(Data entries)

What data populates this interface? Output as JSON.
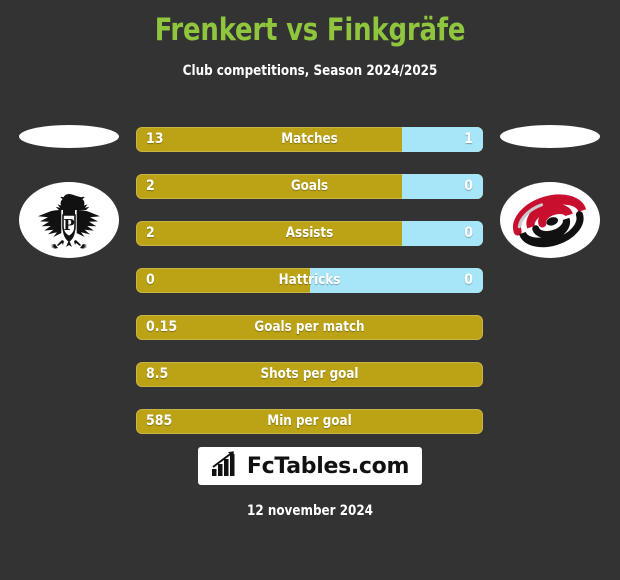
{
  "header": {
    "title": "Frenkert vs Finkgräfe",
    "subtitle": "Club competitions, Season 2024/2025",
    "title_color": "#8FC63D"
  },
  "teams": {
    "left": {
      "logo_name": "preussen-muenster-crest-icon",
      "accent_color": "#BCA316"
    },
    "right": {
      "logo_name": "hurricanes-swirl-crest-icon",
      "accent_color": "#A7E6F9"
    }
  },
  "colors": {
    "background": "#333333",
    "bar_left": "#BCA316",
    "bar_right": "#A7E6F9",
    "text": "#FFFFFF"
  },
  "chart_data": {
    "type": "bar",
    "title": "Frenkert vs Finkgräfe",
    "subtitle": "Club competitions, Season 2024/2025",
    "series": [
      {
        "name": "Frenkert",
        "color": "#BCA316"
      },
      {
        "name": "Finkgräfe",
        "color": "#A7E6F9"
      }
    ],
    "categories": [
      "Matches",
      "Goals",
      "Assists",
      "Hattricks",
      "Goals per match",
      "Shots per goal",
      "Min per goal"
    ],
    "rows": [
      {
        "label": "Matches",
        "left": "13",
        "right": "1",
        "left_pct": 76.6,
        "has_right": true
      },
      {
        "label": "Goals",
        "left": "2",
        "right": "0",
        "left_pct": 76.6,
        "has_right": true
      },
      {
        "label": "Assists",
        "left": "2",
        "right": "0",
        "left_pct": 76.6,
        "has_right": true
      },
      {
        "label": "Hattricks",
        "left": "0",
        "right": "0",
        "left_pct": 50.0,
        "has_right": true
      },
      {
        "label": "Goals per match",
        "left": "0.15",
        "right": "",
        "left_pct": 100,
        "has_right": false
      },
      {
        "label": "Shots per goal",
        "left": "8.5",
        "right": "",
        "left_pct": 100,
        "has_right": false
      },
      {
        "label": "Min per goal",
        "left": "585",
        "right": "",
        "left_pct": 100,
        "has_right": false
      }
    ]
  },
  "footer": {
    "brand": "FcTables.com",
    "brand_icon": "bar-chart-arrow-icon",
    "date": "12 november 2024"
  }
}
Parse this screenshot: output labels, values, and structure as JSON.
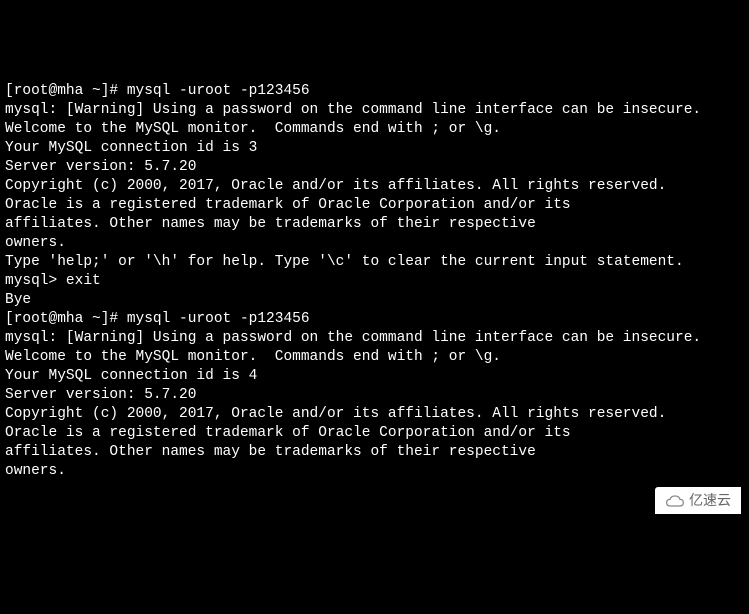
{
  "terminal": {
    "lines": [
      "[root@mha ~]# mysql -uroot -p123456",
      "mysql: [Warning] Using a password on the command line interface can be insecure.",
      "Welcome to the MySQL monitor.  Commands end with ; or \\g.",
      "Your MySQL connection id is 3",
      "Server version: 5.7.20",
      "",
      "Copyright (c) 2000, 2017, Oracle and/or its affiliates. All rights reserved.",
      "",
      "Oracle is a registered trademark of Oracle Corporation and/or its",
      "affiliates. Other names may be trademarks of their respective",
      "owners.",
      "",
      "Type 'help;' or '\\h' for help. Type '\\c' to clear the current input statement.",
      "",
      "mysql> exit",
      "Bye",
      "[root@mha ~]# mysql -uroot -p123456",
      "mysql: [Warning] Using a password on the command line interface can be insecure.",
      "Welcome to the MySQL monitor.  Commands end with ; or \\g.",
      "Your MySQL connection id is 4",
      "Server version: 5.7.20",
      "",
      "Copyright (c) 2000, 2017, Oracle and/or its affiliates. All rights reserved.",
      "",
      "Oracle is a registered trademark of Oracle Corporation and/or its",
      "affiliates. Other names may be trademarks of their respective",
      "owners."
    ]
  },
  "watermark": {
    "text": "亿速云"
  }
}
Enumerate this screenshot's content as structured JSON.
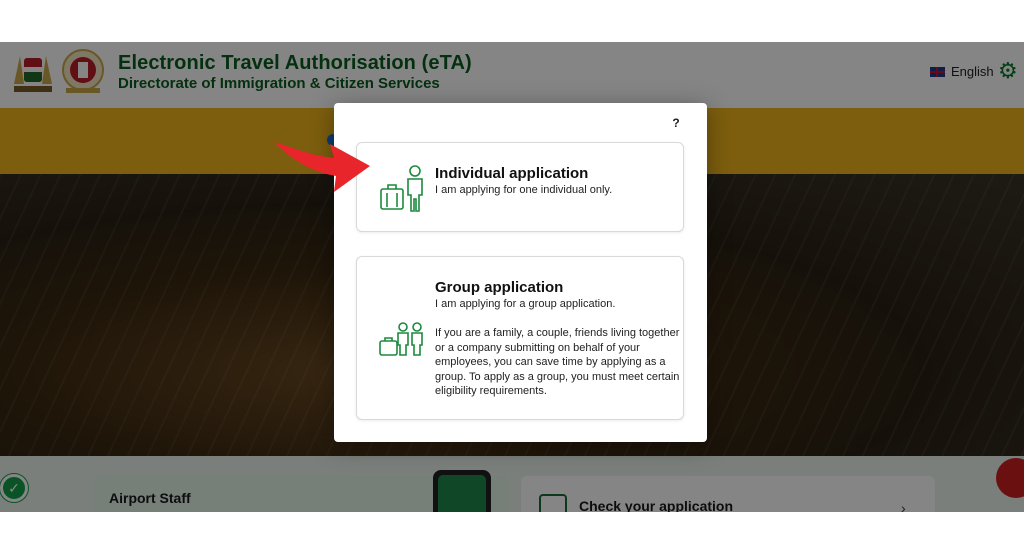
{
  "header": {
    "title": "Electronic Travel Authorisation (eTA)",
    "subtitle": "Directorate of Immigration & Citizen Services",
    "language": "English"
  },
  "modal": {
    "help": "?",
    "options": [
      {
        "title": "Individual application",
        "description": "I am applying for one individual only."
      },
      {
        "title": "Group application",
        "description": "I am applying for a group application.",
        "details": "If you are a family, a couple, friends living together or a company submitting on behalf of your employees, you can save time by applying as a group. To apply as a group, you must meet certain eligibility requirements."
      }
    ]
  },
  "cards": {
    "left_title": "Airport Staff",
    "right_title": "Check your application"
  },
  "colors": {
    "brand_green": "#0a5c1e",
    "icon_green": "#1b8a3c",
    "banner": "#f0b51b",
    "arrow": "#e8252b"
  }
}
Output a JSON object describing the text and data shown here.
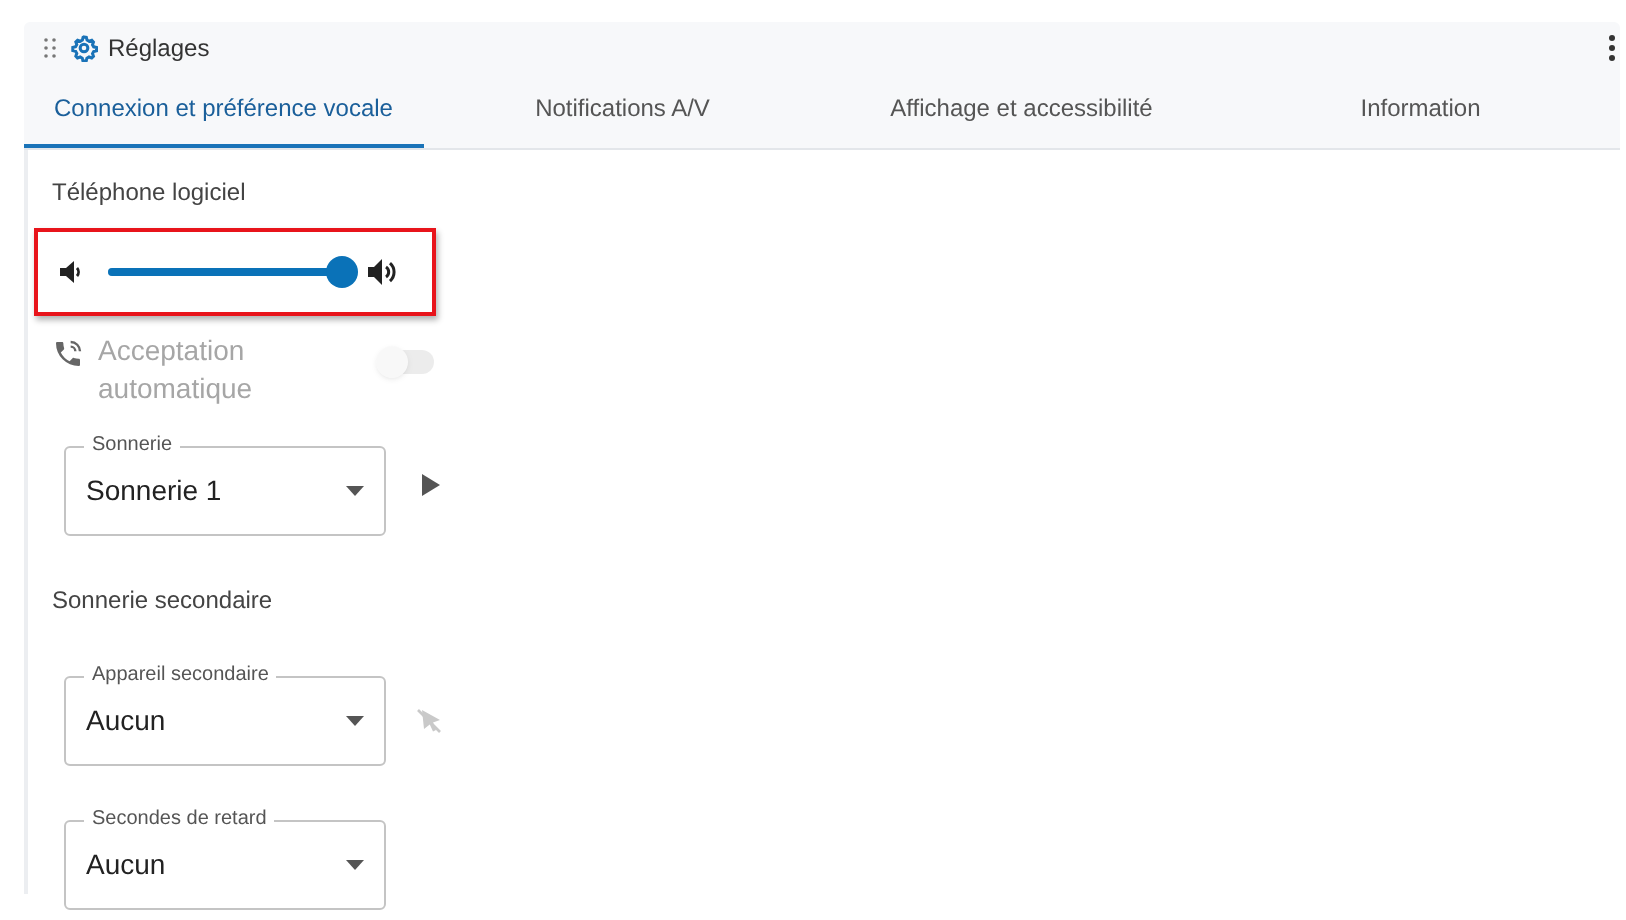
{
  "header": {
    "title": "Réglages"
  },
  "tabs": [
    {
      "label": "Connexion et préférence vocale",
      "selected": true
    },
    {
      "label": "Notifications A/V",
      "selected": false
    },
    {
      "label": "Affichage et accessibilité",
      "selected": false
    },
    {
      "label": "Information",
      "selected": false
    }
  ],
  "softphone": {
    "heading": "Téléphone logiciel",
    "volume": {
      "level": 1.0,
      "highlighted": true
    }
  },
  "auto_answer": {
    "label": "Acceptation automatique",
    "on": false,
    "disabled": true
  },
  "ringtone": {
    "legend": "Sonnerie",
    "value": "Sonnerie 1",
    "kind": "playable"
  },
  "secondary": {
    "heading": "Sonnerie secondaire",
    "selects": [
      {
        "legend": "Appareil secondaire",
        "value": "Aucun",
        "kind": "pointer-off"
      },
      {
        "legend": "Secondes de retard",
        "value": "Aucun",
        "kind": "plain"
      }
    ]
  }
}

■ **YOUR GOAL**: Quote all of the entries word for word, omitting any pictures.

■ **RESPONSE TO THE EXERCISE**:
What data populates this interface? Output as JSON.
{
  "header": {
    "title": "Frenkert vs Finkgräfe",
    "subtitle": "Club competitions, Season 2024/2025",
    "title_color": "#8FC63D"
  },
  "teams": {
    "left": {
      "logo_name": "preussen-muenster-crest-icon",
      "accent_color": "#BCA316"
    },
    "right": {
      "logo_name": "hurricanes-swirl-crest-icon",
      "accent_color": "#A7E6F9"
    }
  },
  "colors": {
    "background": "#333333",
    "bar_left": "#BCA316",
    "bar_right": "#A7E6F9",
    "text": "#FFFFFF"
  },
  "chart_data": {
    "type": "bar",
    "title": "Frenkert vs Finkgräfe",
    "subtitle": "Club competitions, Season 2024/2025",
    "series": [
      {
        "name": "Frenkert",
        "color": "#BCA316"
      },
      {
        "name": "Finkgräfe",
        "color": "#A7E6F9"
      }
    ],
    "categories": [
      "Matches",
      "Goals",
      "Assists",
      "Hattricks",
      "Goals per match",
      "Shots per goal",
      "Min per goal"
    ],
    "rows": [
      {
        "label": "Matches",
        "left": "13",
        "right": "1",
        "left_pct": 76.6,
        "has_right": true
      },
      {
        "label": "Goals",
        "left": "2",
        "right": "0",
        "left_pct": 76.6,
        "has_right": true
      },
      {
        "label": "Assists",
        "left": "2",
        "right": "0",
        "left_pct": 76.6,
        "has_right": true
      },
      {
        "label": "Hattricks",
        "left": "0",
        "right": "0",
        "left_pct": 50.0,
        "has_right": true
      },
      {
        "label": "Goals per match",
        "left": "0.15",
        "right": "",
        "left_pct": 100,
        "has_right": false
      },
      {
        "label": "Shots per goal",
        "left": "8.5",
        "right": "",
        "left_pct": 100,
        "has_right": false
      },
      {
        "label": "Min per goal",
        "left": "585",
        "right": "",
        "left_pct": 100,
        "has_right": false
      }
    ]
  },
  "footer": {
    "brand": "FcTables.com",
    "brand_icon": "bar-chart-arrow-icon",
    "date": "12 november 2024"
  }
}
Parse this screenshot: output labels, values, and structure as JSON.
{
  "terminal": {
    "lines": [
      "[root@mha ~]# mysql -uroot -p123456",
      "mysql: [Warning] Using a password on the command line interface can be insecure.",
      "Welcome to the MySQL monitor.  Commands end with ; or \\g.",
      "Your MySQL connection id is 3",
      "Server version: 5.7.20",
      "",
      "Copyright (c) 2000, 2017, Oracle and/or its affiliates. All rights reserved.",
      "",
      "Oracle is a registered trademark of Oracle Corporation and/or its",
      "affiliates. Other names may be trademarks of their respective",
      "owners.",
      "",
      "Type 'help;' or '\\h' for help. Type '\\c' to clear the current input statement.",
      "",
      "mysql> exit",
      "Bye",
      "[root@mha ~]# mysql -uroot -p123456",
      "mysql: [Warning] Using a password on the command line interface can be insecure.",
      "Welcome to the MySQL monitor.  Commands end with ; or \\g.",
      "Your MySQL connection id is 4",
      "Server version: 5.7.20",
      "",
      "Copyright (c) 2000, 2017, Oracle and/or its affiliates. All rights reserved.",
      "",
      "Oracle is a registered trademark of Oracle Corporation and/or its",
      "affiliates. Other names may be trademarks of their respective",
      "owners."
    ]
  },
  "watermark": {
    "text": "亿速云"
  }
}
Enumerate this screenshot's content as structured JSON.
{
  "header": {
    "title": "Electronic Travel Authorisation (eTA)",
    "subtitle": "Directorate of Immigration & Citizen Services",
    "language": "English"
  },
  "modal": {
    "help": "?",
    "options": [
      {
        "title": "Individual application",
        "description": "I am applying for one individual only."
      },
      {
        "title": "Group application",
        "description": "I am applying for a group application.",
        "details": "If you are a family, a couple, friends living together or a company submitting on behalf of your employees, you can save time by applying as a group. To apply as a group, you must meet certain eligibility requirements."
      }
    ]
  },
  "cards": {
    "left_title": "Airport Staff",
    "right_title": "Check your application"
  },
  "colors": {
    "brand_green": "#0a5c1e",
    "icon_green": "#1b8a3c",
    "banner": "#f0b51b",
    "arrow": "#e8252b"
  }
}
Output a JSON object describing the text and data shown here.
{
  "header": {
    "title": "Réglages"
  },
  "tabs": [
    {
      "label": "Connexion et préférence vocale",
      "selected": true
    },
    {
      "label": "Notifications A/V",
      "selected": false
    },
    {
      "label": "Affichage et accessibilité",
      "selected": false
    },
    {
      "label": "Information",
      "selected": false
    }
  ],
  "softphone": {
    "heading": "Téléphone logiciel",
    "volume": {
      "level": 1.0,
      "highlighted": true
    }
  },
  "auto_answer": {
    "label": "Acceptation automatique",
    "on": false,
    "disabled": true
  },
  "ringtone": {
    "legend": "Sonnerie",
    "value": "Sonnerie 1",
    "kind": "playable"
  },
  "secondary": {
    "heading": "Sonnerie secondaire",
    "selects": [
      {
        "legend": "Appareil secondaire",
        "value": "Aucun",
        "kind": "pointer-off"
      },
      {
        "legend": "Secondes de retard",
        "value": "Aucun",
        "kind": "plain"
      }
    ]
  }
}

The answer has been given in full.